Task to complete:
The entries below should be given again exactly, minus their pictures.

Data entries:
- - - -
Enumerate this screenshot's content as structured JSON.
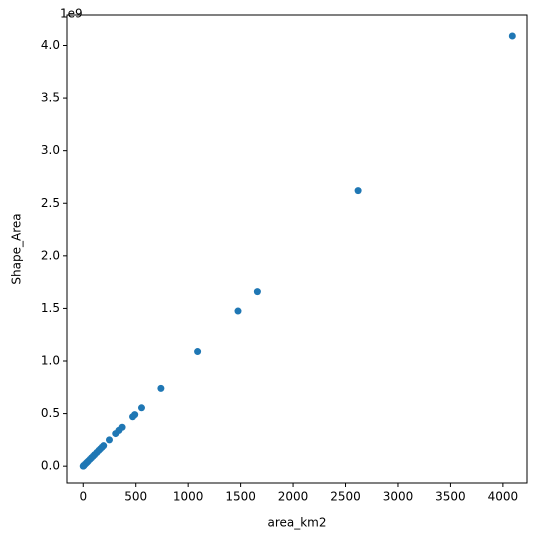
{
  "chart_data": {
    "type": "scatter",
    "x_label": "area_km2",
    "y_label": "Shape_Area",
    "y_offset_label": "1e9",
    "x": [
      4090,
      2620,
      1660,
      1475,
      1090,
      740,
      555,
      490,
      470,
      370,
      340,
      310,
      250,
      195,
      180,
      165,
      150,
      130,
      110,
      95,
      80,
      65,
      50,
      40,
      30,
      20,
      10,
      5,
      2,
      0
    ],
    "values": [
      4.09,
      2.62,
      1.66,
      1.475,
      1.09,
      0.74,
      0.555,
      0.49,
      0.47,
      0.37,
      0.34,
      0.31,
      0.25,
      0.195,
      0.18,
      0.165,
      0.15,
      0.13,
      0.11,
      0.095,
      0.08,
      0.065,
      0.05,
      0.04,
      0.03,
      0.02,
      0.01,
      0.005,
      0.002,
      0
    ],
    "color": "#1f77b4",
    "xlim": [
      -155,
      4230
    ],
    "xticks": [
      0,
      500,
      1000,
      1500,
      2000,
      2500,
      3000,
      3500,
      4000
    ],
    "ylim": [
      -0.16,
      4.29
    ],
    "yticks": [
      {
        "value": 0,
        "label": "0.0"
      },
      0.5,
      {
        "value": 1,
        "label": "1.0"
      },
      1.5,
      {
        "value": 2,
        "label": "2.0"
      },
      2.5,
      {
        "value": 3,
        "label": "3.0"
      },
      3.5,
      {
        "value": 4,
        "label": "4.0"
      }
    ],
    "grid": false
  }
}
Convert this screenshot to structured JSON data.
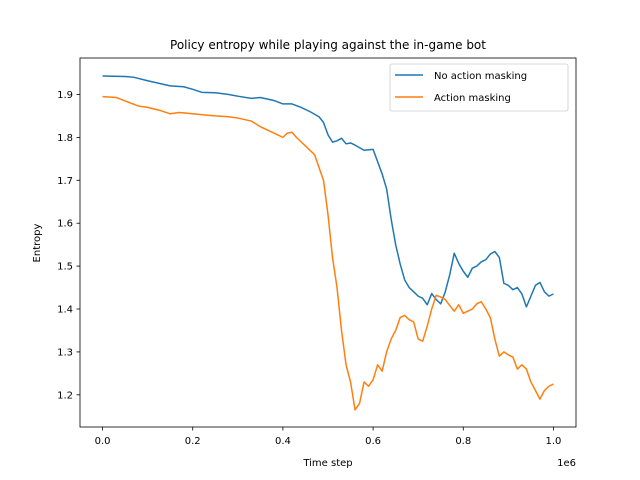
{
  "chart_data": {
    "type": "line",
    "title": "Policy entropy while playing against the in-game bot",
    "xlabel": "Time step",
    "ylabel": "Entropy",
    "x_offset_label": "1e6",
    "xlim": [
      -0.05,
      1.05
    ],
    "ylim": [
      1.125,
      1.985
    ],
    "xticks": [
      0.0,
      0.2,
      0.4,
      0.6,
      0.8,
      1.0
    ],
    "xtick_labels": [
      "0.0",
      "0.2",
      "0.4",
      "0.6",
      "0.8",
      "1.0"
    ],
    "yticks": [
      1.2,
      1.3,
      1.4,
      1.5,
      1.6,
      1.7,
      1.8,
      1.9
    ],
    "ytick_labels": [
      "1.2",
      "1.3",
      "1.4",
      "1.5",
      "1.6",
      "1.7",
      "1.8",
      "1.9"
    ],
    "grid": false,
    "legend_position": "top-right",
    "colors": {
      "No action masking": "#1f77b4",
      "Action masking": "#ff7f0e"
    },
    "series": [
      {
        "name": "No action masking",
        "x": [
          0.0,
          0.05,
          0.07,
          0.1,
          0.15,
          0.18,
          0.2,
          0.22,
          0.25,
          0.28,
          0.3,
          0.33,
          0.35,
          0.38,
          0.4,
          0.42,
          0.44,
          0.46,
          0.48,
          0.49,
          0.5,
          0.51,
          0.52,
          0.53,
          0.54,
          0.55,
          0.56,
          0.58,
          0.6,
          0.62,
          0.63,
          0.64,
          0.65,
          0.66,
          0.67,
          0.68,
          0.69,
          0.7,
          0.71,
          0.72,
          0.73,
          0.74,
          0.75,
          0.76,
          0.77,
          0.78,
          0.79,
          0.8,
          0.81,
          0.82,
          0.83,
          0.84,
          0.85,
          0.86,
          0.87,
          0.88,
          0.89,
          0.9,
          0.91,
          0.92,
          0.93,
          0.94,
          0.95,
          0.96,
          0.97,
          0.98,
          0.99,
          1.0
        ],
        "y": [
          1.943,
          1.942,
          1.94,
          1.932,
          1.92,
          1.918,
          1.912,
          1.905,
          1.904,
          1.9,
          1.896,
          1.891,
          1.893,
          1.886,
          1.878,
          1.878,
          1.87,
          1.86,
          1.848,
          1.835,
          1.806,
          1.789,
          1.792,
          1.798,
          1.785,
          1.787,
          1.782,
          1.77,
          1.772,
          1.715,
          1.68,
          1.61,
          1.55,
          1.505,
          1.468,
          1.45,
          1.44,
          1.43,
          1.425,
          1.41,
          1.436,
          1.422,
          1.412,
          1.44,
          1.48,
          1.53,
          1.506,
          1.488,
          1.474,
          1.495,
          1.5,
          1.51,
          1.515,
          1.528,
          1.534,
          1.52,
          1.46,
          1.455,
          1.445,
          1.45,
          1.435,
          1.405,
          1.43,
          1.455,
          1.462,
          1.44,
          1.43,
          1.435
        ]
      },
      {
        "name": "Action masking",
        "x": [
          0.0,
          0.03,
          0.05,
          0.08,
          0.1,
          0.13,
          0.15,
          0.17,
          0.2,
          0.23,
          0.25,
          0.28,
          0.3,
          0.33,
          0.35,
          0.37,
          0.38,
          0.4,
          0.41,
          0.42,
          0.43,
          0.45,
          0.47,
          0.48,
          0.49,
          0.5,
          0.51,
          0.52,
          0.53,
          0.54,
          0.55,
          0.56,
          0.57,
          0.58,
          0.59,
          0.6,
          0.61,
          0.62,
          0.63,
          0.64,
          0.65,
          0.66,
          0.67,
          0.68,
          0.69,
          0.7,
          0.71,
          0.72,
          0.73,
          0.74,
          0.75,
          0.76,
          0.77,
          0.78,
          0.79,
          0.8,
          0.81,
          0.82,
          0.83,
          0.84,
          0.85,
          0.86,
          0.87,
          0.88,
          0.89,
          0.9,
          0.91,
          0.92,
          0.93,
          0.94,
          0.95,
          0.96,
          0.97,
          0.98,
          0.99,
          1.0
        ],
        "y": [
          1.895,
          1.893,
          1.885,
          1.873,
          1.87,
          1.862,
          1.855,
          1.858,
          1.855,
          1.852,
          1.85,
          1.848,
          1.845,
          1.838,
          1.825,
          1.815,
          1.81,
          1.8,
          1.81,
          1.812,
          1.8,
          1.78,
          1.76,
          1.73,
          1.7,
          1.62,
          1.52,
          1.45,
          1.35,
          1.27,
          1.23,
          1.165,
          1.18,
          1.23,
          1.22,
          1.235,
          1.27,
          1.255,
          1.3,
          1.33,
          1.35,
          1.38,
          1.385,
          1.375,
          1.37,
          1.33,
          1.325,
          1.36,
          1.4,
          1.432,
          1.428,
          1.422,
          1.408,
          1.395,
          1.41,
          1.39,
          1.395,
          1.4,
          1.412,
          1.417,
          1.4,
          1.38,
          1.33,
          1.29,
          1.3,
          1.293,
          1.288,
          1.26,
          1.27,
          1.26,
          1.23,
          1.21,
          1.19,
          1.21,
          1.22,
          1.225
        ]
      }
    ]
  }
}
- - - -
Finished answer:
Enumerate this screenshot's content as structured JSON.
{
  "chart_data": {
    "type": "scatter",
    "x_label": "area_km2",
    "y_label": "Shape_Area",
    "y_offset_label": "1e9",
    "x": [
      4090,
      2620,
      1660,
      1475,
      1090,
      740,
      555,
      490,
      470,
      370,
      340,
      310,
      250,
      195,
      180,
      165,
      150,
      130,
      110,
      95,
      80,
      65,
      50,
      40,
      30,
      20,
      10,
      5,
      2,
      0
    ],
    "values": [
      4.09,
      2.62,
      1.66,
      1.475,
      1.09,
      0.74,
      0.555,
      0.49,
      0.47,
      0.37,
      0.34,
      0.31,
      0.25,
      0.195,
      0.18,
      0.165,
      0.15,
      0.13,
      0.11,
      0.095,
      0.08,
      0.065,
      0.05,
      0.04,
      0.03,
      0.02,
      0.01,
      0.005,
      0.002,
      0
    ],
    "color": "#1f77b4",
    "xlim": [
      -155,
      4230
    ],
    "xticks": [
      0,
      500,
      1000,
      1500,
      2000,
      2500,
      3000,
      3500,
      4000
    ],
    "ylim": [
      -0.16,
      4.29
    ],
    "yticks": [
      {
        "value": 0,
        "label": "0.0"
      },
      0.5,
      {
        "value": 1,
        "label": "1.0"
      },
      1.5,
      {
        "value": 2,
        "label": "2.0"
      },
      2.5,
      {
        "value": 3,
        "label": "3.0"
      },
      3.5,
      {
        "value": 4,
        "label": "4.0"
      }
    ],
    "grid": false
  }
}
Convert this screenshot to structured JSON data.
{
  "chart_data": {
    "type": "line",
    "title": "Policy entropy while playing against the in-game bot",
    "xlabel": "Time step",
    "ylabel": "Entropy",
    "x_offset_label": "1e6",
    "xlim": [
      -0.05,
      1.05
    ],
    "ylim": [
      1.125,
      1.985
    ],
    "xticks": [
      0.0,
      0.2,
      0.4,
      0.6,
      0.8,
      1.0
    ],
    "xtick_labels": [
      "0.0",
      "0.2",
      "0.4",
      "0.6",
      "0.8",
      "1.0"
    ],
    "yticks": [
      1.2,
      1.3,
      1.4,
      1.5,
      1.6,
      1.7,
      1.8,
      1.9
    ],
    "ytick_labels": [
      "1.2",
      "1.3",
      "1.4",
      "1.5",
      "1.6",
      "1.7",
      "1.8",
      "1.9"
    ],
    "grid": false,
    "legend_position": "top-right",
    "colors": {
      "No action masking": "#1f77b4",
      "Action masking": "#ff7f0e"
    },
    "series": [
      {
        "name": "No action masking",
        "x": [
          0.0,
          0.05,
          0.07,
          0.1,
          0.15,
          0.18,
          0.2,
          0.22,
          0.25,
          0.28,
          0.3,
          0.33,
          0.35,
          0.38,
          0.4,
          0.42,
          0.44,
          0.46,
          0.48,
          0.49,
          0.5,
          0.51,
          0.52,
          0.53,
          0.54,
          0.55,
          0.56,
          0.58,
          0.6,
          0.62,
          0.63,
          0.64,
          0.65,
          0.66,
          0.67,
          0.68,
          0.69,
          0.7,
          0.71,
          0.72,
          0.73,
          0.74,
          0.75,
          0.76,
          0.77,
          0.78,
          0.79,
          0.8,
          0.81,
          0.82,
          0.83,
          0.84,
          0.85,
          0.86,
          0.87,
          0.88,
          0.89,
          0.9,
          0.91,
          0.92,
          0.93,
          0.94,
          0.95,
          0.96,
          0.97,
          0.98,
          0.99,
          1.0
        ],
        "y": [
          1.943,
          1.942,
          1.94,
          1.932,
          1.92,
          1.918,
          1.912,
          1.905,
          1.904,
          1.9,
          1.896,
          1.891,
          1.893,
          1.886,
          1.878,
          1.878,
          1.87,
          1.86,
          1.848,
          1.835,
          1.806,
          1.789,
          1.792,
          1.798,
          1.785,
          1.787,
          1.782,
          1.77,
          1.772,
          1.715,
          1.68,
          1.61,
          1.55,
          1.505,
          1.468,
          1.45,
          1.44,
          1.43,
          1.425,
          1.41,
          1.436,
          1.422,
          1.412,
          1.44,
          1.48,
          1.53,
          1.506,
          1.488,
          1.474,
          1.495,
          1.5,
          1.51,
          1.515,
          1.528,
          1.534,
          1.52,
          1.46,
          1.455,
          1.445,
          1.45,
          1.435,
          1.405,
          1.43,
          1.455,
          1.462,
          1.44,
          1.43,
          1.435
        ]
      },
      {
        "name": "Action masking",
        "x": [
          0.0,
          0.03,
          0.05,
          0.08,
          0.1,
          0.13,
          0.15,
          0.17,
          0.2,
          0.23,
          0.25,
          0.28,
          0.3,
          0.33,
          0.35,
          0.37,
          0.38,
          0.4,
          0.41,
          0.42,
          0.43,
          0.45,
          0.47,
          0.48,
          0.49,
          0.5,
          0.51,
          0.52,
          0.53,
          0.54,
          0.55,
          0.56,
          0.57,
          0.58,
          0.59,
          0.6,
          0.61,
          0.62,
          0.63,
          0.64,
          0.65,
          0.66,
          0.67,
          0.68,
          0.69,
          0.7,
          0.71,
          0.72,
          0.73,
          0.74,
          0.75,
          0.76,
          0.77,
          0.78,
          0.79,
          0.8,
          0.81,
          0.82,
          0.83,
          0.84,
          0.85,
          0.86,
          0.87,
          0.88,
          0.89,
          0.9,
          0.91,
          0.92,
          0.93,
          0.94,
          0.95,
          0.96,
          0.97,
          0.98,
          0.99,
          1.0
        ],
        "y": [
          1.895,
          1.893,
          1.885,
          1.873,
          1.87,
          1.862,
          1.855,
          1.858,
          1.855,
          1.852,
          1.85,
          1.848,
          1.845,
          1.838,
          1.825,
          1.815,
          1.81,
          1.8,
          1.81,
          1.812,
          1.8,
          1.78,
          1.76,
          1.73,
          1.7,
          1.62,
          1.52,
          1.45,
          1.35,
          1.27,
          1.23,
          1.165,
          1.18,
          1.23,
          1.22,
          1.235,
          1.27,
          1.255,
          1.3,
          1.33,
          1.35,
          1.38,
          1.385,
          1.375,
          1.37,
          1.33,
          1.325,
          1.36,
          1.4,
          1.432,
          1.428,
          1.422,
          1.408,
          1.395,
          1.41,
          1.39,
          1.395,
          1.4,
          1.412,
          1.417,
          1.4,
          1.38,
          1.33,
          1.29,
          1.3,
          1.293,
          1.288,
          1.26,
          1.27,
          1.26,
          1.23,
          1.21,
          1.19,
          1.21,
          1.22,
          1.225
        ]
      }
    ]
  }
}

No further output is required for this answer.